▸ **Selected excerpt**
A weighted neuron probability matrix is not a copy of image, nor does it contain an image in any meaningful sense. Yes, it can produce images in a particular, specific style of art. That isn't the same thing.
Training the Neural Network doesn't even happen the way that you seem think it does. The image isn't fed into the neural network. Instead the neural network produces an image, and then that product is compared to an image from the set of training data. The training framework is playing the "Hotter / Colder" game with the neural network. FIRST the NN creates something. THEN the training framework responds. "Colder. Try again. Colder. Try again. Warmer. Try again. Hot. Getting hot!" This repeats literally thousands or millions of times in an automated process.
Your ignorance of the subject is clearly very profound, and you have devolved to arguing a semantic issue, based on you misreading my post, then declared a technical victory entirely on semantics.
The law does not support your distinction, nor does any competent analysis of Deep Learning Neural Networks.

Image-based layout records
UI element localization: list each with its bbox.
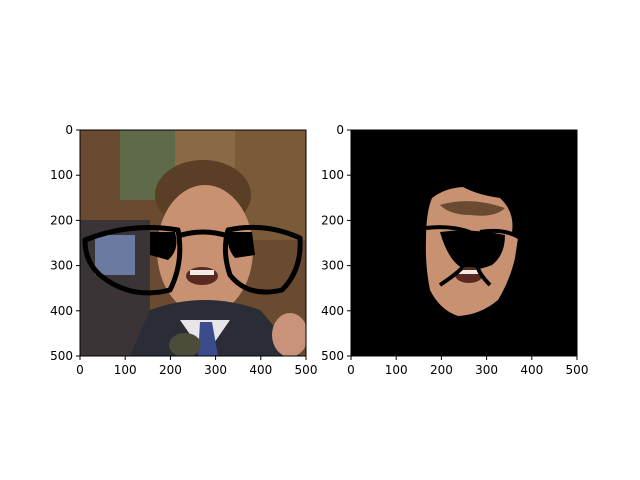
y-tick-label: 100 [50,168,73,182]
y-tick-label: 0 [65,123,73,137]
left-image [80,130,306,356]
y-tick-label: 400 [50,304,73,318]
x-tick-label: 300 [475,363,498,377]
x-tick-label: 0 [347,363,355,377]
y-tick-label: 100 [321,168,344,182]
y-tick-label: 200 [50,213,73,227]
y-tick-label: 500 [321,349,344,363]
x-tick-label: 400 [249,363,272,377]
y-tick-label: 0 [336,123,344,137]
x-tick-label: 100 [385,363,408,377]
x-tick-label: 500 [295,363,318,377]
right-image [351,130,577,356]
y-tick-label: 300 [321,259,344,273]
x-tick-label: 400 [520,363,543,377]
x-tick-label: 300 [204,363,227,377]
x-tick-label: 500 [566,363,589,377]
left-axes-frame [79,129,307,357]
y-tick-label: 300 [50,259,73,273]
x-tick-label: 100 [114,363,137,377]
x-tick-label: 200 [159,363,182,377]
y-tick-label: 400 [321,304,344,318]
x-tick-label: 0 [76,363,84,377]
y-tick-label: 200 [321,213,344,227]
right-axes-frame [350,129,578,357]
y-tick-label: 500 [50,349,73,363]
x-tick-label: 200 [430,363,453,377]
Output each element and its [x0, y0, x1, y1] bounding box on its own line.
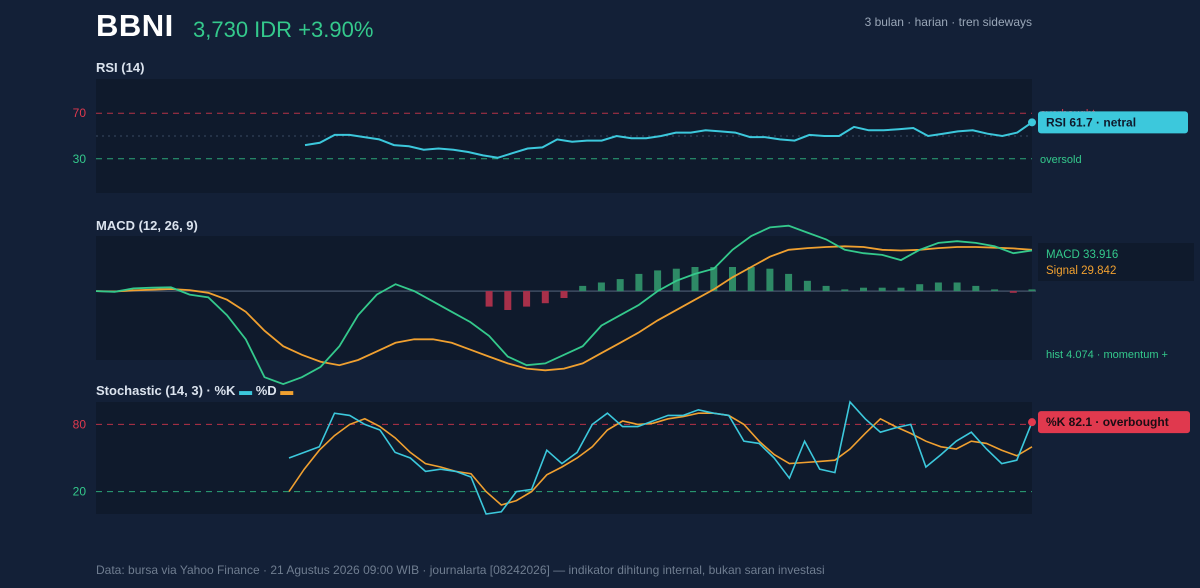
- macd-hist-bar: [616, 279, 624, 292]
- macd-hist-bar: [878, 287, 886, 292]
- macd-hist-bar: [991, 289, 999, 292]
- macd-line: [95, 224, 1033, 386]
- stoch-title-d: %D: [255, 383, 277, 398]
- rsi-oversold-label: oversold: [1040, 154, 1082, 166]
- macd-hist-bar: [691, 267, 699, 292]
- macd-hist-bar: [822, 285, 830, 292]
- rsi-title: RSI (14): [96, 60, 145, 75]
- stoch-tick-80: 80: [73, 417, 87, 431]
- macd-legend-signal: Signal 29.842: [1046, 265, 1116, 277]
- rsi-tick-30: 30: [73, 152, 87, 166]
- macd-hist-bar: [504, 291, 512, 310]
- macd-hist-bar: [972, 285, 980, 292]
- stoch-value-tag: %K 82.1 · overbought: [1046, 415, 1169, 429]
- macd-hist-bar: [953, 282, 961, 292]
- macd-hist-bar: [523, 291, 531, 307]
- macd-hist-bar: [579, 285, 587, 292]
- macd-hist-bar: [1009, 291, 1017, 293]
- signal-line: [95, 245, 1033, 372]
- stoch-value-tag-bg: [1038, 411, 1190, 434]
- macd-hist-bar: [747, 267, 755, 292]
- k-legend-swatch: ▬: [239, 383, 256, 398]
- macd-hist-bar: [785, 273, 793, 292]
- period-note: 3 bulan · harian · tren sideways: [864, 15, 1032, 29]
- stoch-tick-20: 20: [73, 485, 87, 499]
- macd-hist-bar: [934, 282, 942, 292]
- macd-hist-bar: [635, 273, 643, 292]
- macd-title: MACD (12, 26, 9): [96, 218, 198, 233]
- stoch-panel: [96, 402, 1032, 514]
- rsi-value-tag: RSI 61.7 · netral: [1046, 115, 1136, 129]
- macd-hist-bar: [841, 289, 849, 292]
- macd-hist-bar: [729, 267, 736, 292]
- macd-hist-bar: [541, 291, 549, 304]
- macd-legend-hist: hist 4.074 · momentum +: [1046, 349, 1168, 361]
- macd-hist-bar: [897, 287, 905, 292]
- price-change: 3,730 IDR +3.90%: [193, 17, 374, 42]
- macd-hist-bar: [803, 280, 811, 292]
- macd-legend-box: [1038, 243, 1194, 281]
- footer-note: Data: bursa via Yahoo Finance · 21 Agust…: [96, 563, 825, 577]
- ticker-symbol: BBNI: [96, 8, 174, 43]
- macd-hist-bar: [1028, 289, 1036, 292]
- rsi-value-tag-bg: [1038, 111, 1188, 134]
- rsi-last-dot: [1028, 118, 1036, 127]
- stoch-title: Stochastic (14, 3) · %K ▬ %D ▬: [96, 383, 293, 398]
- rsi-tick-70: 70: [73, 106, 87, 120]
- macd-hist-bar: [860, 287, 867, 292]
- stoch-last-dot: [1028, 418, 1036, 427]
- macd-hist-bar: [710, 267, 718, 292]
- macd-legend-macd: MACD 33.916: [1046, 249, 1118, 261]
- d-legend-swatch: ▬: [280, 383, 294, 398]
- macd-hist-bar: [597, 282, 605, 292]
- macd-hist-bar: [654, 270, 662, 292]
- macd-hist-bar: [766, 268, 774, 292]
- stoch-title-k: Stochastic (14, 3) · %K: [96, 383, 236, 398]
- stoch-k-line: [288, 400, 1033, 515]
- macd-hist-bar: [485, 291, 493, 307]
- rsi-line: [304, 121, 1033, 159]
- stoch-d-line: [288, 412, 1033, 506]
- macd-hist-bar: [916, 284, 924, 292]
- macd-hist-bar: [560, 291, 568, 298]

▸ **Tasks to carry out**
a) Which words in the passage on neural networks are written entirely in capital letters? List each one.
b) Please copy from the records the lines starting with the line containing "- macd-hist-bar: [616, 279, 624, 292]" and going on through the line containing "- stoch-value-tag: %K".
The records have no connection to the text.

▸ **Results of the exercise**
a) FIRST, THEN, NN

b)
- macd-hist-bar: [616, 279, 624, 292]
- macd-hist-bar: [878, 287, 886, 292]
- macd-hist-bar: [991, 289, 999, 292]
- macd-line: [95, 224, 1033, 386]
- stoch-title-d: %D: [255, 383, 277, 398]
- rsi-oversold-label: oversold: [1040, 154, 1082, 166]
- macd-hist-bar: [691, 267, 699, 292]
- macd-hist-bar: [822, 285, 830, 292]
- rsi-title: RSI (14): [96, 60, 145, 75]
- stoch-tick-80: 80: [73, 417, 87, 431]
- macd-legend-signal: Signal 29.842: [1046, 265, 1116, 277]
- rsi-tick-30: 30: [73, 152, 87, 166]
- macd-hist-bar: [504, 291, 512, 310]
- macd-hist-bar: [972, 285, 980, 292]
- stoch-value-tag: %K 82.1 · overbought: [1046, 415, 1169, 429]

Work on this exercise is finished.